## What the task requires:
Copy out the lines verbatim, beginning with the first line and stopping after the one that contains "fraction-numerator: cos (2x−2α)−1".
━━━ Task data
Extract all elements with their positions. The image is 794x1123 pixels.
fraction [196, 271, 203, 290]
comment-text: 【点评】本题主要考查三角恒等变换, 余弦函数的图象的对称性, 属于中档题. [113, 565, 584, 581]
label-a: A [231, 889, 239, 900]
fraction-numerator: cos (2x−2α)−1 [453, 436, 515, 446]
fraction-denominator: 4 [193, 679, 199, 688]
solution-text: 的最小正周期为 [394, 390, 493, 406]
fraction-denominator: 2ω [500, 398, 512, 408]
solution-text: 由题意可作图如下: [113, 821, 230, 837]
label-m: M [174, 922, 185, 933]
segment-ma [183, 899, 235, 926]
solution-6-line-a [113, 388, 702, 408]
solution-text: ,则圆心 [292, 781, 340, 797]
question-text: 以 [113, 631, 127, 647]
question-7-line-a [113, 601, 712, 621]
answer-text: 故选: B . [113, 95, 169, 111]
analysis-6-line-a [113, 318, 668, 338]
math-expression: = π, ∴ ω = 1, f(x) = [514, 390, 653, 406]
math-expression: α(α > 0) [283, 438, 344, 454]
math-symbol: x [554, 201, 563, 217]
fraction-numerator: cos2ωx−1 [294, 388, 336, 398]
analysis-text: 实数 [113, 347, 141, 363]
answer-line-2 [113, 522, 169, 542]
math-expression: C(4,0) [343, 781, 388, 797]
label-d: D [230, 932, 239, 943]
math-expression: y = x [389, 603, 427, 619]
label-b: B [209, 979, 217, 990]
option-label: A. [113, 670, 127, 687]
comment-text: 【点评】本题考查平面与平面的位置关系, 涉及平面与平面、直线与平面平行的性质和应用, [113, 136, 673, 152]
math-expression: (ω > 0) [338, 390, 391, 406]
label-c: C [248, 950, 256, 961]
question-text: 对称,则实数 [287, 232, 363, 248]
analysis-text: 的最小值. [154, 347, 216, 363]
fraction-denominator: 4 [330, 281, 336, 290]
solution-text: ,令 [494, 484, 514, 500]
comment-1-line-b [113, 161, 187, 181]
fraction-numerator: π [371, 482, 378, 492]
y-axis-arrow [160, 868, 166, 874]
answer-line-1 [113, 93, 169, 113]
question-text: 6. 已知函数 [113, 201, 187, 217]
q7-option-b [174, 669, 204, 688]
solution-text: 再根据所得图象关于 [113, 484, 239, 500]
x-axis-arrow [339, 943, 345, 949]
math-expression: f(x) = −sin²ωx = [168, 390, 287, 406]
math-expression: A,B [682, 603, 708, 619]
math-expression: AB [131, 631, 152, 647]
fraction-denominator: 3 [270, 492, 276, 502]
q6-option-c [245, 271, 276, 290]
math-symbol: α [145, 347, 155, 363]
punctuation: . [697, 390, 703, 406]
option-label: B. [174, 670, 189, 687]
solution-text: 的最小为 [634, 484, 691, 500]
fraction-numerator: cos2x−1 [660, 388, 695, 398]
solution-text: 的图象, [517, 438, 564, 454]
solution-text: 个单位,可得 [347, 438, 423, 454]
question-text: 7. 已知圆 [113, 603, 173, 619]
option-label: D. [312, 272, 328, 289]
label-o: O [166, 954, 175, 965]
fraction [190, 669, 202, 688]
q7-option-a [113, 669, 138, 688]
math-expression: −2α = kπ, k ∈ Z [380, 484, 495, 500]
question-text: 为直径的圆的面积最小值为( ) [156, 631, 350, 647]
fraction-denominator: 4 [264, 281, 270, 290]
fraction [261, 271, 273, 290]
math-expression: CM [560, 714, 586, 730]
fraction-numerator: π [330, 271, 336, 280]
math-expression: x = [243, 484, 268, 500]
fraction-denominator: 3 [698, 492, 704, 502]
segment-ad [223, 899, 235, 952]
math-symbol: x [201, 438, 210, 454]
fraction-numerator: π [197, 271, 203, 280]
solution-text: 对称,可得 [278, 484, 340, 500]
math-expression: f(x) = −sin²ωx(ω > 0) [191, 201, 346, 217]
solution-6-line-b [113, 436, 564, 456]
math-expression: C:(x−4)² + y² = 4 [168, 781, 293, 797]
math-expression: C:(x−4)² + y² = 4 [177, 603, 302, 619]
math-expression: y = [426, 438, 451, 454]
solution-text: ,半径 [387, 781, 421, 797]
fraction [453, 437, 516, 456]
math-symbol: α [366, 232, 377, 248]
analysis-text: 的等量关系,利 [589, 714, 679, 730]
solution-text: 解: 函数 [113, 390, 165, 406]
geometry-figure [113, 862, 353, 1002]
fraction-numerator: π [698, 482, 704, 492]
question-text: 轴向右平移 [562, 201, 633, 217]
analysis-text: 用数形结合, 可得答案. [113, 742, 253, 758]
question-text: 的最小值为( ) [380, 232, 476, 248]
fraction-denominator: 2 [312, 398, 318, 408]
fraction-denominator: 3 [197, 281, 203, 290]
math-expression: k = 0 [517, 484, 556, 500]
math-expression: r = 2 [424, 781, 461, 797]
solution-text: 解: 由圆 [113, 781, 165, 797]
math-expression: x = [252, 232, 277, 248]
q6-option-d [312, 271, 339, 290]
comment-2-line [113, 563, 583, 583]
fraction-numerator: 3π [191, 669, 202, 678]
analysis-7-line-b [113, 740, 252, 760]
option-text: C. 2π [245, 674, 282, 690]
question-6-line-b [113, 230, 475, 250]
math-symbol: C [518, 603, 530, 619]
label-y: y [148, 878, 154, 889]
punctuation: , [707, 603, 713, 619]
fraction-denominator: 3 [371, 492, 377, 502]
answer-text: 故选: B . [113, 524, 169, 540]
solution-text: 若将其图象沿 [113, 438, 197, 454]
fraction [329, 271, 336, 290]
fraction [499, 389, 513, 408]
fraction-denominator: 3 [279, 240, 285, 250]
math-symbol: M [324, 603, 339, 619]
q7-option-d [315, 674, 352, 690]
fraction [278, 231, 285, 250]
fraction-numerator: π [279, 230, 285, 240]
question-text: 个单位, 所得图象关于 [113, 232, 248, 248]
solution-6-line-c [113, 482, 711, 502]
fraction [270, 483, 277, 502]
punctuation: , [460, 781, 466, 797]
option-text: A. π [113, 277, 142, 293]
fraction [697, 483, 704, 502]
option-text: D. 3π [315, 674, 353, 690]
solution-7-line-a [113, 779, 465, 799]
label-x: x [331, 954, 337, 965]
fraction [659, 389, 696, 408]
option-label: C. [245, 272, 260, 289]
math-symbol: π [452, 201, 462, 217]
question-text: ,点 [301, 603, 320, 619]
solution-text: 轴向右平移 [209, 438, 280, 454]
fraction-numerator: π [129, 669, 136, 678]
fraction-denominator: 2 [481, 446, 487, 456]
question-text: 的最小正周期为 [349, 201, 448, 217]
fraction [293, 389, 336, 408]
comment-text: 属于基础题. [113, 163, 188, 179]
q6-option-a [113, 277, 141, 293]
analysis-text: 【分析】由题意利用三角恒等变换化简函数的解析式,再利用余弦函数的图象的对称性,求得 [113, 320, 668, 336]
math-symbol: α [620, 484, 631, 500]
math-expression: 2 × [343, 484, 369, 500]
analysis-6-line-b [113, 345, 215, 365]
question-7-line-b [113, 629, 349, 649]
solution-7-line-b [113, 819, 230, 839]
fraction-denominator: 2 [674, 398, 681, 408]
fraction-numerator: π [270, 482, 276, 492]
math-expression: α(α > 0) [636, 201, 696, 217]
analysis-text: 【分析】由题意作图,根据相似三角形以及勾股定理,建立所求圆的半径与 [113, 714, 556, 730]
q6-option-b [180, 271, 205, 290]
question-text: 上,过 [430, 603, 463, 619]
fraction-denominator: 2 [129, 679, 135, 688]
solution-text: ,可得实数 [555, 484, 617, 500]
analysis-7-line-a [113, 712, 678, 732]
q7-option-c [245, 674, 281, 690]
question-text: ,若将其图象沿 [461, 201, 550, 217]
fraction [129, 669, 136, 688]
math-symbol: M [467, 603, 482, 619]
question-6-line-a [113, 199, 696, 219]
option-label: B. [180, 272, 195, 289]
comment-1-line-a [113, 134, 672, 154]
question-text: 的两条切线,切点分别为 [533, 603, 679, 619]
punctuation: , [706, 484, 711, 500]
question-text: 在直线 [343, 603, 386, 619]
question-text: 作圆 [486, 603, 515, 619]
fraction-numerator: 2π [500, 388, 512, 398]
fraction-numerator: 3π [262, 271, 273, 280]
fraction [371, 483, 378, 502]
━━━━━━
## Reply:
Extract all elements with their positions. The image is 794x1123 pixels.
fraction [196, 271, 203, 290]
comment-text: 【点评】本题主要考查三角恒等变换, 余弦函数的图象的对称性, 属于中档题. [113, 565, 584, 581]
label-a: A [231, 889, 239, 900]
fraction-numerator: cos (2x−2α)−1 [453, 436, 515, 446]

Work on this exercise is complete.